ПОСТАВЛЕННАЯ ЗАДАЧА A: Отредактируйте отрывок о крейсере «Боярин» на участке от слов «Уже первый круг» до слов «было обычным явлением.» включительно, заменив «Адмиралтейства» на «Морского министерства», и приведите этот участок целиком.

ПРЕДЛОЖЕННЫЙ ОТРЫВОК:
>>>

Уже первый круг испытаний показал, что "Боярину" не грозит судьба быть оставленным на заводе, хотя первоначально от него не удалось добиться хороших результатов. На скорости 14 узлов крейсер начинал мелко вибрировать всем своим узким изящным корпусом. Казалось бы, нет ничего опасного в этой легкой нервной дрожи, - небольшой дискомфорт для экипажа, только и всего... Но на самом деле вибрации способны серьезно помешать эффективной стрельбе. И к тому же они обычно свидетельствуют о неблагополучии с ходовыми системами.
К счастью, русскому инженеру Вешкурцову из состава комиссии Адмиралтейства, наблюдающей за постройкой крейсера, удалось довольно быстро выяснить причину вибраций. Дефект устранили во время первого же докования, и в дальнейшем, когда машины приработались, дрожь возникала только на скоростях, близких к предельной, что было обычным явлением.
Во время шестичасовых прогрессивных испытаний 17 августа 1902 года "Боярин" уверенно преодолел двадцатидвухузловой скоростной рубеж при мощности на валах 11 186 лошадиных сил. МТК признал результат испытаний "прекрасным", и вскоре крейсер получил приказ русского Адмиралтейства поднять строевой вымпел и следовать в Кронштадт - для участия в своих первых эскадренных учениях. "Завод условия контракта выполнил полностью и в срок, а следовательно, санкциям и штрафам не подлежит", - гласило письмо адмирала Верховского директору датского завода.

<<<

ВХОДНЫЕ ДАННЫЕ:
>>>

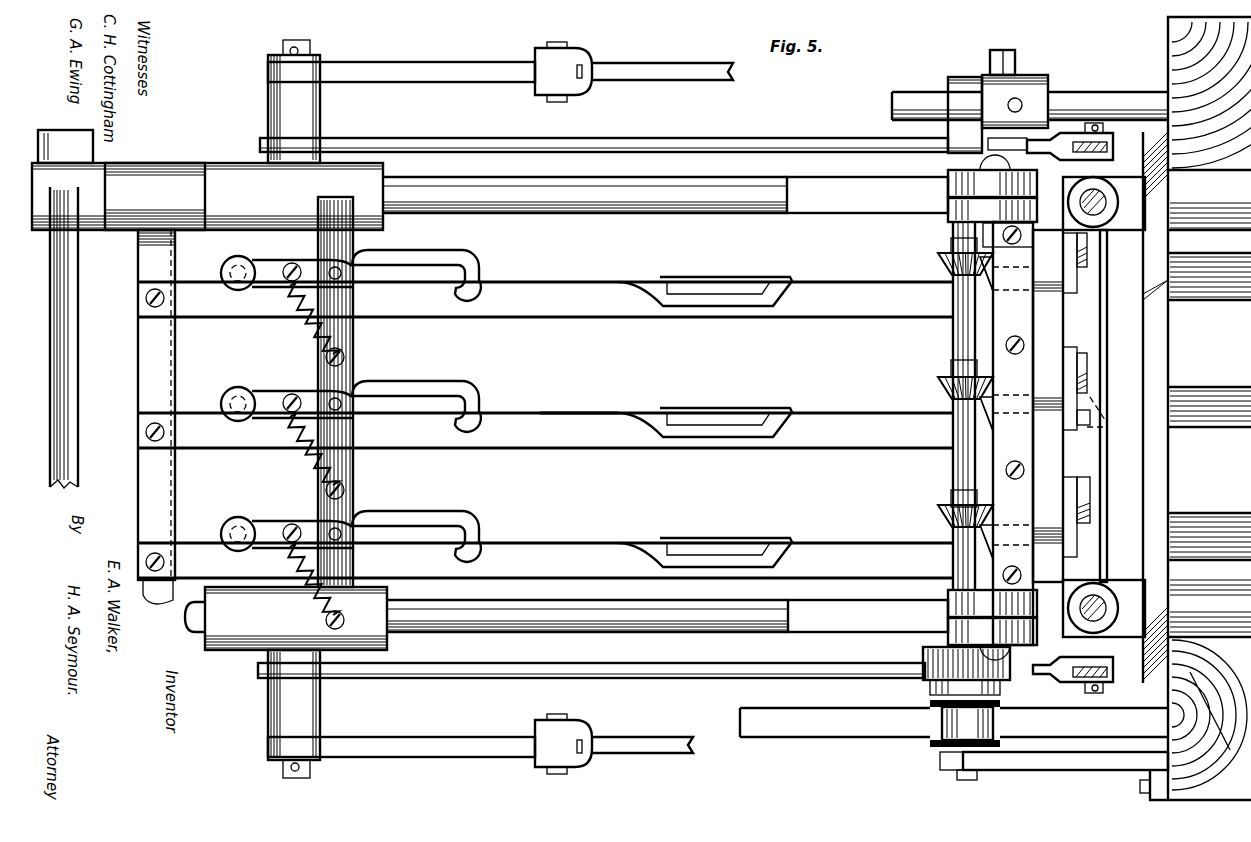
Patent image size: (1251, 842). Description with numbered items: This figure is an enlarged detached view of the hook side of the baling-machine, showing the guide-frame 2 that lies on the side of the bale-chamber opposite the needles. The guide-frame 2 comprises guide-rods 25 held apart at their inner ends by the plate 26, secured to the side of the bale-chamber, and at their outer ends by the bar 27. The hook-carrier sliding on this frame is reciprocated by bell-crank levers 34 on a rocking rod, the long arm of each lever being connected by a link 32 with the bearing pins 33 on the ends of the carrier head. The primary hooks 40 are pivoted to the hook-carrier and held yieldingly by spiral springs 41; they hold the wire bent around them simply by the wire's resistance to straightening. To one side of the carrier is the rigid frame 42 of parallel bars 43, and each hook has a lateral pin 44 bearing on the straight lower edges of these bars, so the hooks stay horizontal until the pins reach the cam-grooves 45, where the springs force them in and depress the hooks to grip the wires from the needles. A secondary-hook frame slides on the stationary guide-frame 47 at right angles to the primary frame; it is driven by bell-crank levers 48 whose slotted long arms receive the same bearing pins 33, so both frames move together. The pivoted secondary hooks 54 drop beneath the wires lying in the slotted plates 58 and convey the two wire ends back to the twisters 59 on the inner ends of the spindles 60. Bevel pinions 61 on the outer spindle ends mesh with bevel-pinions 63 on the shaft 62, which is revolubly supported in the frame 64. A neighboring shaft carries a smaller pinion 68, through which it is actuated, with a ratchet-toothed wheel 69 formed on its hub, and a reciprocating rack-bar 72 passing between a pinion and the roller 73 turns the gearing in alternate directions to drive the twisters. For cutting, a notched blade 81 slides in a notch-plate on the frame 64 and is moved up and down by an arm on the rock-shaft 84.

The guide-frame 2 is at (772, 404).
The guide-rods 25 is at (512, 213).
The plate 26 is at (1158, 343).
The bar 27 is at (80, 395).
The link 32 is at (425, 409).
The bearing pins 33 is at (310, 48).
The bell-crank levers 34 is at (634, 408).
The hooks 40 is at (416, 398).
The spiral springs 41 is at (303, 331).
The rigid frame 42 is at (579, 400).
The parallel bars 43 is at (545, 430).
The lateral pin 44 is at (247, 262).
The cam-grooves 45 is at (735, 307).
The stationary guide-frame 47 is at (1110, 194).
The bell-crank levers 48 is at (603, 401).
The pivoted hooks 54 is at (1090, 258).
The slotted plates 58 is at (1107, 293).
The twisters 59 is at (1104, 419).
The spindles 60 is at (1052, 286).
The bevel pinions 61 is at (994, 291).
The shaft 62 is at (953, 465).
The bevel-pinions 63 is at (938, 259).
The frame 64 is at (948, 186).
The smaller pinion 68 is at (923, 655).
The ratchet-toothed wheel 69 is at (1000, 688).
The reciprocating rack-bar 72 is at (954, 739).
The roller 73 is at (1000, 721).
The notched blade 81 is at (990, 62).
The rock-shaft 84 is at (1130, 92).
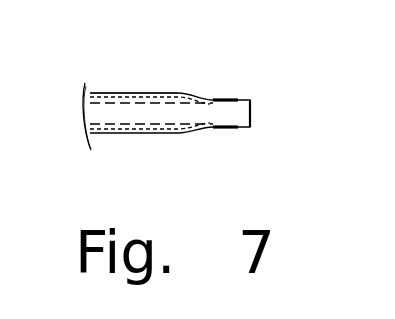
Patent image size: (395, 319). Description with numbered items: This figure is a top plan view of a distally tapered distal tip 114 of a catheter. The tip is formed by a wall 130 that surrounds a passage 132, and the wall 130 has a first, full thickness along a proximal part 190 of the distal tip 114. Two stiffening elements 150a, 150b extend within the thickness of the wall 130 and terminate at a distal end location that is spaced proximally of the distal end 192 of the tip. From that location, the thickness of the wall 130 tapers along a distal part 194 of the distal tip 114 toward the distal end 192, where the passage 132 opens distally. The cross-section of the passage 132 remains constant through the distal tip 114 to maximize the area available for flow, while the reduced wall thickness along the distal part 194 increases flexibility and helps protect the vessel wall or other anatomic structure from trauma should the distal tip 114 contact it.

The distal tip 114 is at (261, 81).
The wall 130 is at (107, 91).
The passage 132 is at (226, 111).
The stiffening element 150a is at (142, 137).
The stiffening element 150b is at (147, 89).
The proximal part 190 is at (92, 119).
The distal end 192 is at (252, 115).
The distal part 194 is at (232, 128).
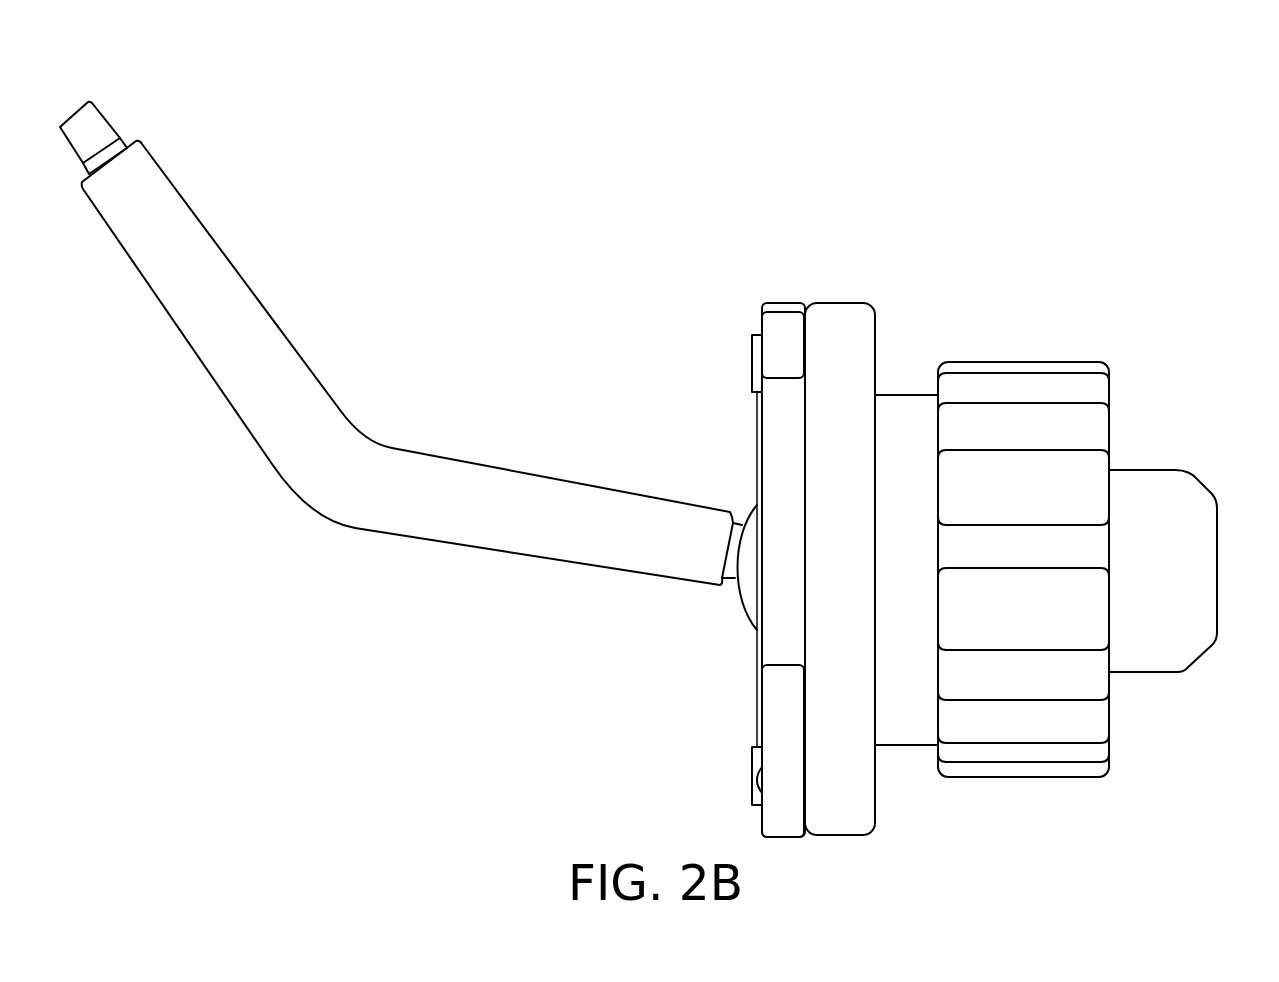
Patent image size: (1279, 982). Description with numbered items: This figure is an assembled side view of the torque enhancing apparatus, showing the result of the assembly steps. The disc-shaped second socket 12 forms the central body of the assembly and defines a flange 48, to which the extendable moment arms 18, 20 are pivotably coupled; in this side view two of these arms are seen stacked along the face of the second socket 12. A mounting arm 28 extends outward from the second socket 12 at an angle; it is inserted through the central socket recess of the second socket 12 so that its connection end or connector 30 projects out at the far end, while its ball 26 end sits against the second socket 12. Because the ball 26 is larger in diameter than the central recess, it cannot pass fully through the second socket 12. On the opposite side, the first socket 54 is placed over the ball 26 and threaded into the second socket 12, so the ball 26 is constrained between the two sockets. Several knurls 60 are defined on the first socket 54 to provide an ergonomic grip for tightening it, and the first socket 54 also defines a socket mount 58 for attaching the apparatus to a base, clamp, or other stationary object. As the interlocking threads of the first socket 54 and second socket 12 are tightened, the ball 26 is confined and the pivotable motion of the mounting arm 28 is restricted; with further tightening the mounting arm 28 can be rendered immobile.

The second socket 12 is at (828, 333).
The extendable moment arm 18 is at (777, 620).
The extendable moment arm 20 is at (770, 825).
The ball 26 is at (747, 598).
The mounting arm 28 is at (290, 390).
The connector 30 is at (95, 125).
The flange 48 is at (875, 335).
The first socket 54 is at (902, 415).
The socket mount 58 is at (1183, 513).
The knurls 60 is at (1087, 435).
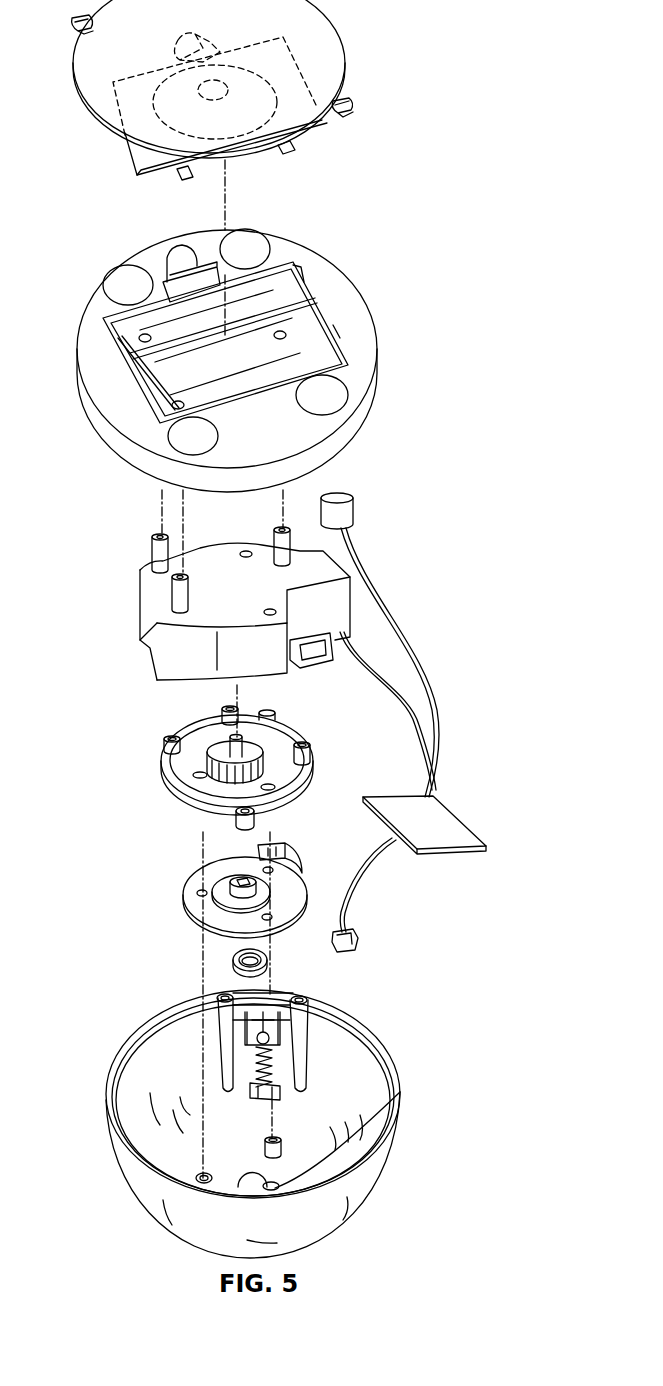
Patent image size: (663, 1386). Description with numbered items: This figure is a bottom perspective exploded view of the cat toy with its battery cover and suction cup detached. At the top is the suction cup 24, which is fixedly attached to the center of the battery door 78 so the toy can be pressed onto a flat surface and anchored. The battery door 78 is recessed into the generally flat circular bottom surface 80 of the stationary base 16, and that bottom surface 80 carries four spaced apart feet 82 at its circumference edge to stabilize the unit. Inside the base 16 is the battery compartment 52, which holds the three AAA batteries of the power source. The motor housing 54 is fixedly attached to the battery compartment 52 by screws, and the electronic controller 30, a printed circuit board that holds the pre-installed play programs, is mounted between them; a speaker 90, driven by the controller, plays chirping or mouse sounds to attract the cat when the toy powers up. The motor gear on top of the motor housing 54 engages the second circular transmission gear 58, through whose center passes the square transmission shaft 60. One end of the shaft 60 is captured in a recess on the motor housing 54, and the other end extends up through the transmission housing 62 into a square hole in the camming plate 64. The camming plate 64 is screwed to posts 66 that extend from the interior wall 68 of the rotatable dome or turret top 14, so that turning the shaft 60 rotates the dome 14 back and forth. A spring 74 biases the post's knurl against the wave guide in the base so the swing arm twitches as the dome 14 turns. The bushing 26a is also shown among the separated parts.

The rotatable dome or turret top 14 is at (345, 1210).
The stationary base 16 is at (93, 418).
The suction cup 24 is at (152, 44).
The bushing 26a is at (232, 963).
The electronic controller 30 is at (454, 824).
The battery compartment 52 is at (273, 298).
The motor housing 54 is at (148, 623).
The second circular transmission gear 58 is at (223, 778).
The square transmission shaft 60 is at (233, 750).
The transmission housing 62 is at (165, 790).
The camming plate 64 is at (197, 902).
The posts 66 is at (200, 1180).
The interior wall 68 is at (150, 1103).
The spring 74 is at (273, 1070).
The battery door 78 is at (150, 167).
The flat circular bottom surface 80 is at (100, 383).
The feet 82 is at (123, 278).
The speaker 90 is at (352, 512).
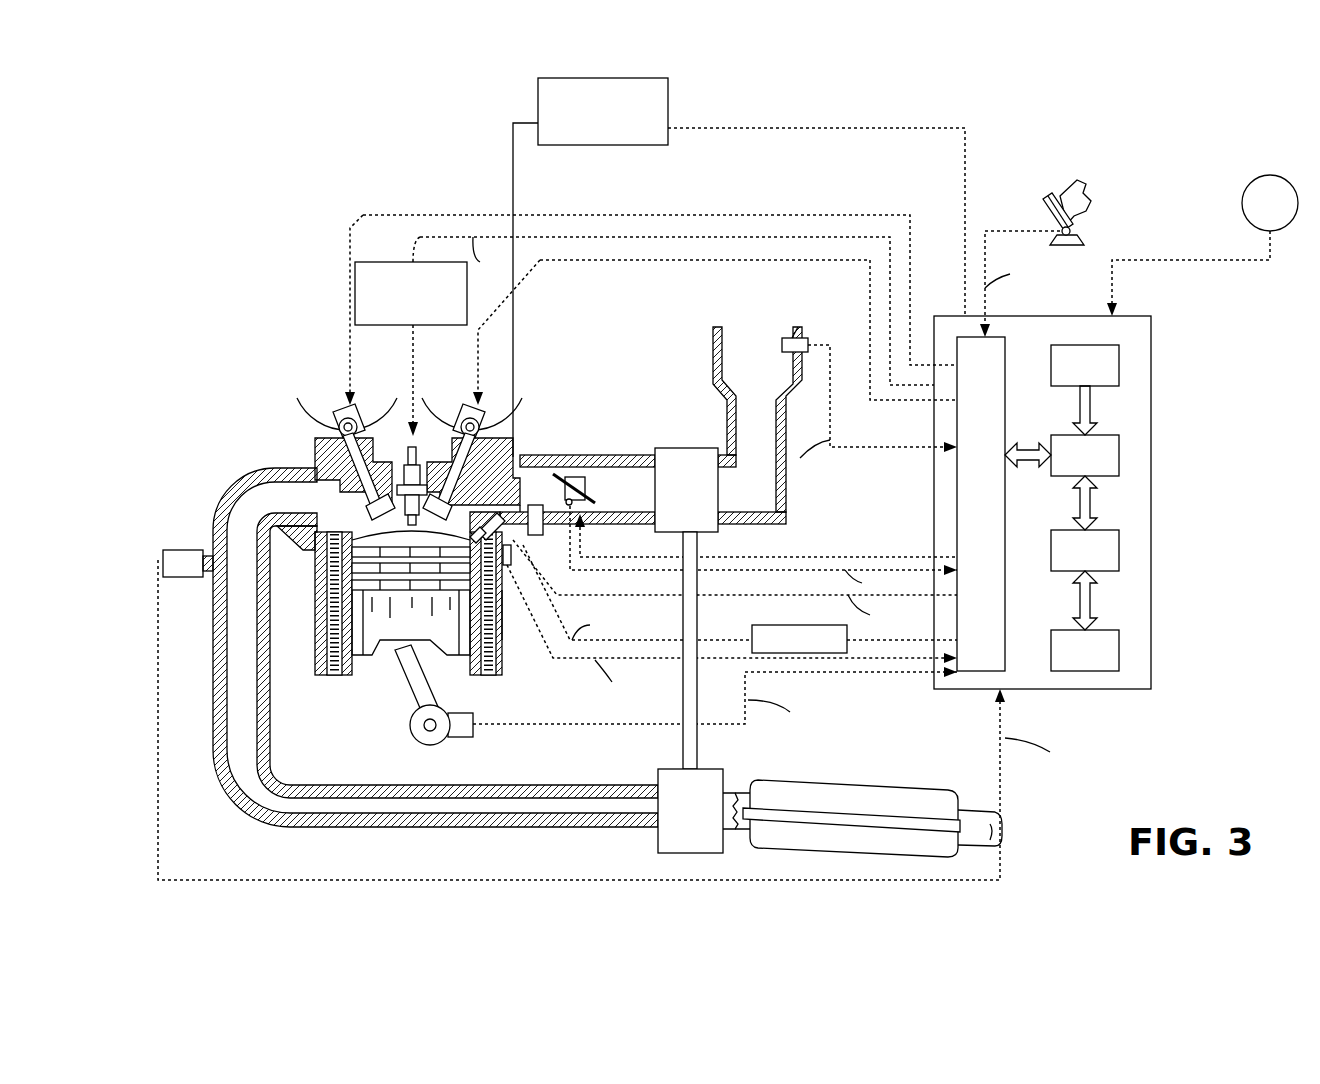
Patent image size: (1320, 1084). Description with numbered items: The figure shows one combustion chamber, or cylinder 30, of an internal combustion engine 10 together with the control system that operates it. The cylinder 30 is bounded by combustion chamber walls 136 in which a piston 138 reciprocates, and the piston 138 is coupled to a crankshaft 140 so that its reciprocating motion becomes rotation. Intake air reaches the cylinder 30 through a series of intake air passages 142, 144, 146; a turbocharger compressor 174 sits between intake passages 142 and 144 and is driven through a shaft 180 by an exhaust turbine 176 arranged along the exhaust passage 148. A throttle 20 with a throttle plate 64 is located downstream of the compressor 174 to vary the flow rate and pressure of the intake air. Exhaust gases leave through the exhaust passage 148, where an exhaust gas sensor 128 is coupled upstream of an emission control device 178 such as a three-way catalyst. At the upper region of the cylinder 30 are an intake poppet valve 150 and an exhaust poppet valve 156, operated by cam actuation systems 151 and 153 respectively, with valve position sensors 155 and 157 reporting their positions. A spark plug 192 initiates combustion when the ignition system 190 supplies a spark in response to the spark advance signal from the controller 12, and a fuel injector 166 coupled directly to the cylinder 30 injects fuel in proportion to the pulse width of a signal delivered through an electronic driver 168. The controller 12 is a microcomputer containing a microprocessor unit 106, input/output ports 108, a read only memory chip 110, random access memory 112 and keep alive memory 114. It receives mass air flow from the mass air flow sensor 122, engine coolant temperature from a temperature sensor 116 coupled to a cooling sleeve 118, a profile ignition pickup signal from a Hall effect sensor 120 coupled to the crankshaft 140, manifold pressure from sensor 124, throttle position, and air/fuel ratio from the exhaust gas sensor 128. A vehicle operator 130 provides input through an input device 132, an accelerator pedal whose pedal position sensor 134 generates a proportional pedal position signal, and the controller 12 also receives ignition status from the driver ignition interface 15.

The engine 10 is at (143, 152).
The controller 12 is at (1138, 316).
The driver ignition interface 15 is at (1202, 245).
The throttle 20 is at (668, 85).
The cylinder 30 is at (312, 556).
The throttle plate 64 is at (555, 476).
The microprocessor unit 106 is at (1119, 452).
The input/output ports 108 is at (1005, 345).
The read only memory chip 110 is at (1119, 365).
The random access memory 112 is at (1119, 550).
The keep alive memory 114 is at (1119, 650).
The temperature sensor 116 is at (510, 567).
The cooling sleeve 118 is at (505, 600).
The Hall effect sensor 120 is at (468, 740).
The mass air flow sensor 122 is at (804, 336).
The manifold pressure sensor 124 is at (543, 540).
The exhaust gas sensor 128 is at (163, 560).
The vehicle operator 130 is at (1100, 196).
The input device 132 is at (1046, 203).
The pedal position sensor 134 is at (1082, 232).
The combustion chamber walls 136 is at (345, 676).
The piston 138 is at (395, 628).
The crankshaft 140 is at (418, 742).
The intake air passage 142 is at (757, 419).
The intake air passage 144 is at (628, 497).
The intake air passage 146 is at (535, 496).
The exhaust passage 148 is at (435, 647).
The intake poppet valve 150 is at (420, 500).
The cam actuation system 151 is at (466, 412).
The cam actuation system 153 is at (355, 412).
The valve position sensor 155 is at (485, 418).
The exhaust poppet valve 156 is at (358, 470).
The valve position sensor 157 is at (333, 414).
The fuel injector 166 is at (709, 568).
The electronic driver 168 is at (755, 625).
The compressor 174 is at (672, 448).
The exhaust turbine 176 is at (658, 840).
The emission control device 178 is at (920, 790).
The shaft 180 is at (697, 735).
The ignition system 190 is at (375, 262).
The spark plug 192 is at (392, 465).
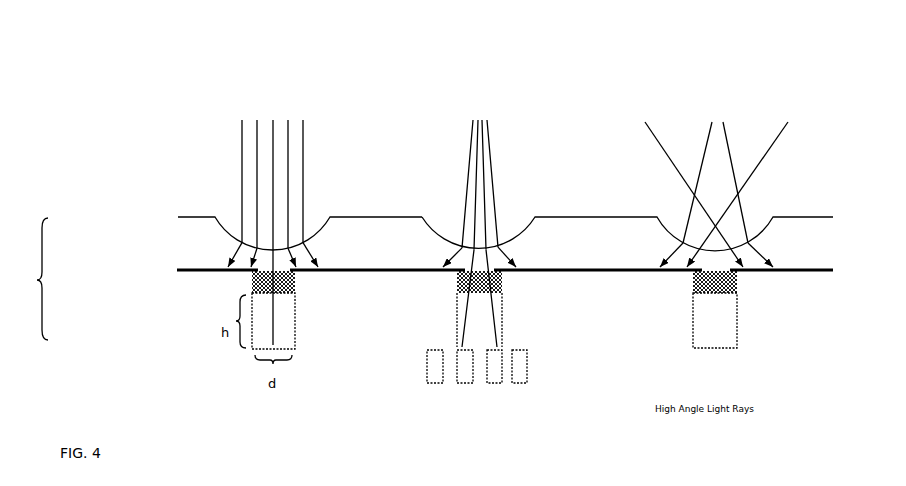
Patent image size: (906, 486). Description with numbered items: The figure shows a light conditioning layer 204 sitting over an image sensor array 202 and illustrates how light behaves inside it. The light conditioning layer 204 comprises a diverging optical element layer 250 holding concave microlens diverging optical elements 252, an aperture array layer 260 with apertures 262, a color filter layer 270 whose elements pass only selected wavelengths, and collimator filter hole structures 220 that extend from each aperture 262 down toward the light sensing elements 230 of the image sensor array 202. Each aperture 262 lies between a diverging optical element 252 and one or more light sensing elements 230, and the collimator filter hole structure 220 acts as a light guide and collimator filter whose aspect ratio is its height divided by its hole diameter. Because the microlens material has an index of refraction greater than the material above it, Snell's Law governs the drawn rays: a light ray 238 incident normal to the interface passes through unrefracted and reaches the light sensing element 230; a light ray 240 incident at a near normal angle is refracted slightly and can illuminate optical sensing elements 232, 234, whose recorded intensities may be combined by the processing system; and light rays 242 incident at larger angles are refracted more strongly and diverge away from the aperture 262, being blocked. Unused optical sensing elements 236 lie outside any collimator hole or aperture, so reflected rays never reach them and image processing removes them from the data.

The light conditioning layer 204 is at (40, 280).
The diverging optical element layer 250 is at (176, 235).
The diverging optical element 252 is at (318, 243).
The aperture array layer 260 is at (176, 270).
The aperture 262 is at (283, 273).
The color filter layer 270 is at (176, 289).
The collimator filter hole structure 220 is at (176, 327).
The light ray incident normal to the interface 238 is at (281, 324).
The image sensor array 202 is at (176, 376).
The unused optical sensing element 236 is at (434, 361).
The optical sensing element 232 is at (461, 378).
The optical sensing element 234 is at (502, 378).
The light sensing element 230 is at (309, 384).
The light rays incident at larger angles 242 is at (497, 196).
The light ray incident at a near normal angle 240 is at (499, 315).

<<<

ПОСТАВЛЕННАЯ ЗАДАЧА B: Повторите дословно фрагмент строк данных от строки, содержащей «Patent image size: (395, 319).», до строки, содержащей «The distal part 194 is at (232, 128).», включая обе.

ОТВЕТ НА ЗАДАЧУ A:
Уже первый круг испытаний показал, что "Боярину" не грозит судьба быть оставленным на заводе, хотя первоначально от него не удалось добиться хороших результатов. На скорости 14 узлов крейсер начинал мелко вибрировать всем своим узким изящным корпусом. Казалось бы, нет ничего опасного в этой легкой нервной дрожи, - небольшой дискомфорт для экипажа, только и всего... Но на самом деле вибрации способны серьезно помешать эффективной стрельбе. И к тому же они обычно свидетельствуют о неблагополучии с ходовыми системами.
К счастью, русскому инженеру Вешкурцову из состава комиссии Морского министерства, наблюдающей за постройкой крейсера, удалось довольно быстро выяснить причину вибраций. Дефект устранили во время первого же докования, и в дальнейшем, когда машины приработались, дрожь возникала только на скоростях, близких к предельной, что было обычным явлением.

ОТВЕТ НА ЗАДАЧУ B:
Patent image size: (395, 319). Description with numbered items: This figure is a top plan view of a distally tapered distal tip 114 of a catheter. The tip is formed by a wall 130 that surrounds a passage 132, and the wall 130 has a first, full thickness along a proximal part 190 of the distal tip 114. Two stiffening elements 150a, 150b extend within the thickness of the wall 130 and terminate at a distal end location that is spaced proximally of the distal end 192 of the tip. From that location, the thickness of the wall 130 tapers along a distal part 194 of the distal tip 114 toward the distal end 192, where the passage 132 opens distally. The cross-section of the passage 132 remains constant through the distal tip 114 to maximize the area available for flow, while the reduced wall thickness along the distal part 194 increases flexibility and helps protect the vessel wall or other anatomic structure from trauma should the distal tip 114 contact it.

The distal tip 114 is at (261, 81).
The wall 130 is at (107, 91).
The passage 132 is at (226, 111).
The stiffening element 150a is at (142, 137).
The stiffening element 150b is at (147, 89).
The proximal part 190 is at (92, 119).
The distal end 192 is at (252, 115).
The distal part 194 is at (232, 128).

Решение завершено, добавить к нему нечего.